++++ SOURCE MATERIAL ++++

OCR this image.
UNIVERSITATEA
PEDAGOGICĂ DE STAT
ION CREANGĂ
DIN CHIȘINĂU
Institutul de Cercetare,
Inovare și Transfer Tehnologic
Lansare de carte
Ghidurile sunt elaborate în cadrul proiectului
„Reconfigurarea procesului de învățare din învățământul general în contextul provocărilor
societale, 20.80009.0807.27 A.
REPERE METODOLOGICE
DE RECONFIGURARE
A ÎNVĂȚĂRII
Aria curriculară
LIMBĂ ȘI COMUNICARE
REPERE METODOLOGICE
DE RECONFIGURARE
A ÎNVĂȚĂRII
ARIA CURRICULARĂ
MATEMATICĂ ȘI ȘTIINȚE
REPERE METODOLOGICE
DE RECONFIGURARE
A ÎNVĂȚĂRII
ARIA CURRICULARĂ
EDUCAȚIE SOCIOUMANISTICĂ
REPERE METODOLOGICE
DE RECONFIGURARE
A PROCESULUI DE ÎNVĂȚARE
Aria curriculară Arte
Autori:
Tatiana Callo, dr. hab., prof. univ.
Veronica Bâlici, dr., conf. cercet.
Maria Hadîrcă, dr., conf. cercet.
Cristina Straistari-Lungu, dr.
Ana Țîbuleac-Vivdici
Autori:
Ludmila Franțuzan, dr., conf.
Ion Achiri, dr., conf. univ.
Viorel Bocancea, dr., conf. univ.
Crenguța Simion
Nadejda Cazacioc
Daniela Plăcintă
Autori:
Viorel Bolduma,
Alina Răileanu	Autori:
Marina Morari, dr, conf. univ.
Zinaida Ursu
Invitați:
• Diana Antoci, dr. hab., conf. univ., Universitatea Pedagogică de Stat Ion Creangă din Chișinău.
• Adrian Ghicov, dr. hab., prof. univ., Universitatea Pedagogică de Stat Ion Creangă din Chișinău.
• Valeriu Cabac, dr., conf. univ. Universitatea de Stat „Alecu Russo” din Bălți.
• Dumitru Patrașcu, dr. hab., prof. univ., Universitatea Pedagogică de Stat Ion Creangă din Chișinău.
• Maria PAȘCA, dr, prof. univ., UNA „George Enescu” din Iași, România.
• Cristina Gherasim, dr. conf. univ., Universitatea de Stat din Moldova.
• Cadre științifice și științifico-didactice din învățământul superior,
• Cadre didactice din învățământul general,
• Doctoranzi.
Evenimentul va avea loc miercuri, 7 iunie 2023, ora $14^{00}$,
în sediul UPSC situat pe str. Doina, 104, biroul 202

++++

> _WHAT TO DO_:
List each line of the records that holds the string "Cadre".

> _TASK ANSWER_:
• Cadre științifice și științifico-didactice din învățământul superior,
• Cadre didactice din învățământul general,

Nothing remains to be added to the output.